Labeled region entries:

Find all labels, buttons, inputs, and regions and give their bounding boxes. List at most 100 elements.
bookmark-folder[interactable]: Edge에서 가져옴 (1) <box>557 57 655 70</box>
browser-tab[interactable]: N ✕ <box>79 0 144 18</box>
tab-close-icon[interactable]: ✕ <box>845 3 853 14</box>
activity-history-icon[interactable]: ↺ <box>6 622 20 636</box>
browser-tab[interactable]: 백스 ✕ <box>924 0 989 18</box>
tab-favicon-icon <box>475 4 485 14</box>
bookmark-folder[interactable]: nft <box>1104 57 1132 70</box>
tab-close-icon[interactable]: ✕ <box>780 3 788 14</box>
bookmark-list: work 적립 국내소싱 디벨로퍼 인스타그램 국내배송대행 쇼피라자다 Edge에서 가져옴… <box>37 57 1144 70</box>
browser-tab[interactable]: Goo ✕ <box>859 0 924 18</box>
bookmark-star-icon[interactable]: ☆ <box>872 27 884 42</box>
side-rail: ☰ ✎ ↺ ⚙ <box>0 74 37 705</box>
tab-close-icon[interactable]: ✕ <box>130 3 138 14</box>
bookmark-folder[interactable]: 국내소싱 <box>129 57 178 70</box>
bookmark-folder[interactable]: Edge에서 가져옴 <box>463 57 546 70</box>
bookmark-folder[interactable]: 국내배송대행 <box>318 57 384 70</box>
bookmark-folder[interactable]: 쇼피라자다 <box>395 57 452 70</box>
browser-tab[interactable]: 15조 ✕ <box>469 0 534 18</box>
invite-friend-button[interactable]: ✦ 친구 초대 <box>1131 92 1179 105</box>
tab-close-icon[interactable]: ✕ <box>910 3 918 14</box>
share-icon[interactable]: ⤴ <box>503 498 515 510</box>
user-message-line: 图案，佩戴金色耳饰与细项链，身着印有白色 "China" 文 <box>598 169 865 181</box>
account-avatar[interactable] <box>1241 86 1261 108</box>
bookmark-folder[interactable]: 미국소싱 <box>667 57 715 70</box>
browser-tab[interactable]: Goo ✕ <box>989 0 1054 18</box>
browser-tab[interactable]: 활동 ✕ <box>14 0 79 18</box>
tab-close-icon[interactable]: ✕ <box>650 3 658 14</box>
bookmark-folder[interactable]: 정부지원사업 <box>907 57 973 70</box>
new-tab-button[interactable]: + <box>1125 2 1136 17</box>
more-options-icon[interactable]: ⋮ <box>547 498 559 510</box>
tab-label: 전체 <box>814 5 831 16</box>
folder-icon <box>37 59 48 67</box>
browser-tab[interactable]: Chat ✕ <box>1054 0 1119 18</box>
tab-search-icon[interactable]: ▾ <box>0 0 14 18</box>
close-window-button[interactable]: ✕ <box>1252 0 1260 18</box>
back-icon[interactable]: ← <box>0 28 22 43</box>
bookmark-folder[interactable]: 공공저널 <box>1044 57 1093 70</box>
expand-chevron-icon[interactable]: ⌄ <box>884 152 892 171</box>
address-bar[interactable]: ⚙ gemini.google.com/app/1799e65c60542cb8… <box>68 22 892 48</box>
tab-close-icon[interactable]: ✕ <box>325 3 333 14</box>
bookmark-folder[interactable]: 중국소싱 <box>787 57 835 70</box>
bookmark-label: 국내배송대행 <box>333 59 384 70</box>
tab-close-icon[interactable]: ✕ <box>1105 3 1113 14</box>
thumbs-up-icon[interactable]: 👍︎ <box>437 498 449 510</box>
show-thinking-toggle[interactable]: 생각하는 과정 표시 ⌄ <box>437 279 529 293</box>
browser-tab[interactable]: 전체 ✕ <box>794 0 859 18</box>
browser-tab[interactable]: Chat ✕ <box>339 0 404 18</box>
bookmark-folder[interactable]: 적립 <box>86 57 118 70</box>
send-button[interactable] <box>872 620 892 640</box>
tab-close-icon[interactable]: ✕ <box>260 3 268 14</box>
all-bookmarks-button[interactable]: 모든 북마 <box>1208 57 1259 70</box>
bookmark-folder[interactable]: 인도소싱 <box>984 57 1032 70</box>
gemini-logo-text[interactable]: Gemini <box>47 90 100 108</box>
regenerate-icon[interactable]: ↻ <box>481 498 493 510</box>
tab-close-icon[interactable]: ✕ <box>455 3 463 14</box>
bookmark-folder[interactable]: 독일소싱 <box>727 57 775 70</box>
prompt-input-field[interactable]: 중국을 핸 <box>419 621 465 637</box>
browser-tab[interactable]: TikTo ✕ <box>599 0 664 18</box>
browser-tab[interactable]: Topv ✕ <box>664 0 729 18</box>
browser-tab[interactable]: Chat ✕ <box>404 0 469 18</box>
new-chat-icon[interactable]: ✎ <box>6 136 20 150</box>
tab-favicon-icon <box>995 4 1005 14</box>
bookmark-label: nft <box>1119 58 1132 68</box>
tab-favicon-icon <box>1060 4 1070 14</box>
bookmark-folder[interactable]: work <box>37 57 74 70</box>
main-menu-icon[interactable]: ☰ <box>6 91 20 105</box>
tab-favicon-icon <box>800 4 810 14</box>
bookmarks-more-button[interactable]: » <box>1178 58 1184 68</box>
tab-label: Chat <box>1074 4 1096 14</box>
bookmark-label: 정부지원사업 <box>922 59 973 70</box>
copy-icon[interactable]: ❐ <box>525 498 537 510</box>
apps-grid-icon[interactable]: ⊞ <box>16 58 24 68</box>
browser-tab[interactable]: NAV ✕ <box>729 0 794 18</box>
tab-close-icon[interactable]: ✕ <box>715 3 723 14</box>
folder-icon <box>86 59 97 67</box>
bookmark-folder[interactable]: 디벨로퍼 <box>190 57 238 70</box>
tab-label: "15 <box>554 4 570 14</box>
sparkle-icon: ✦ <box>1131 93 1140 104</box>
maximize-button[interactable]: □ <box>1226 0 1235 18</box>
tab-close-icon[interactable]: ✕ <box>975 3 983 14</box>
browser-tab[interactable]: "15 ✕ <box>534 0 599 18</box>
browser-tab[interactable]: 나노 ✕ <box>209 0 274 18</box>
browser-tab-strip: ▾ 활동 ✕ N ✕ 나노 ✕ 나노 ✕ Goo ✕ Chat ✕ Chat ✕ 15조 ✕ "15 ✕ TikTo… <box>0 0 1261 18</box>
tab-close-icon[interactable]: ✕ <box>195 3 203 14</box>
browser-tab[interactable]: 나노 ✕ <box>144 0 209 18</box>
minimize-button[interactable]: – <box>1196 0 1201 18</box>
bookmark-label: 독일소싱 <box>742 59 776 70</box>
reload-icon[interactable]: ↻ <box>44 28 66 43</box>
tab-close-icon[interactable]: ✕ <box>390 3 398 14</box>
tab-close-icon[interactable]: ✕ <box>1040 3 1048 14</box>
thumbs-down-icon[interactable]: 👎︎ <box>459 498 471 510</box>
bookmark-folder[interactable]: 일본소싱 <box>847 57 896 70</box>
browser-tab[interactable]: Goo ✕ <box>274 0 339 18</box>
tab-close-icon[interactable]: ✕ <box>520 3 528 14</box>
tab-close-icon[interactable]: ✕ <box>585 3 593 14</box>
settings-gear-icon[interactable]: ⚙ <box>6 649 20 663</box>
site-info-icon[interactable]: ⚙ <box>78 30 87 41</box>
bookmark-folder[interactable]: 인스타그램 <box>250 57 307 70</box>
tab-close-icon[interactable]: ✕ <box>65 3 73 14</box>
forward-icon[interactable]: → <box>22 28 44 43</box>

◆ SET TASK ◆
Copy the lines above without changes, from the first one through the line containing "tab-close-icon[interactable]: ✕ <box>845".

◆ TASK OUTPUT ◆
Find all labels, buttons, inputs, and regions and give their bounding boxes. List at most 100 elements.
bookmark-folder[interactable]: Edge에서 가져옴 (1) <box>557 57 655 70</box>
browser-tab[interactable]: N ✕ <box>79 0 144 18</box>
tab-close-icon[interactable]: ✕ <box>845 3 853 14</box>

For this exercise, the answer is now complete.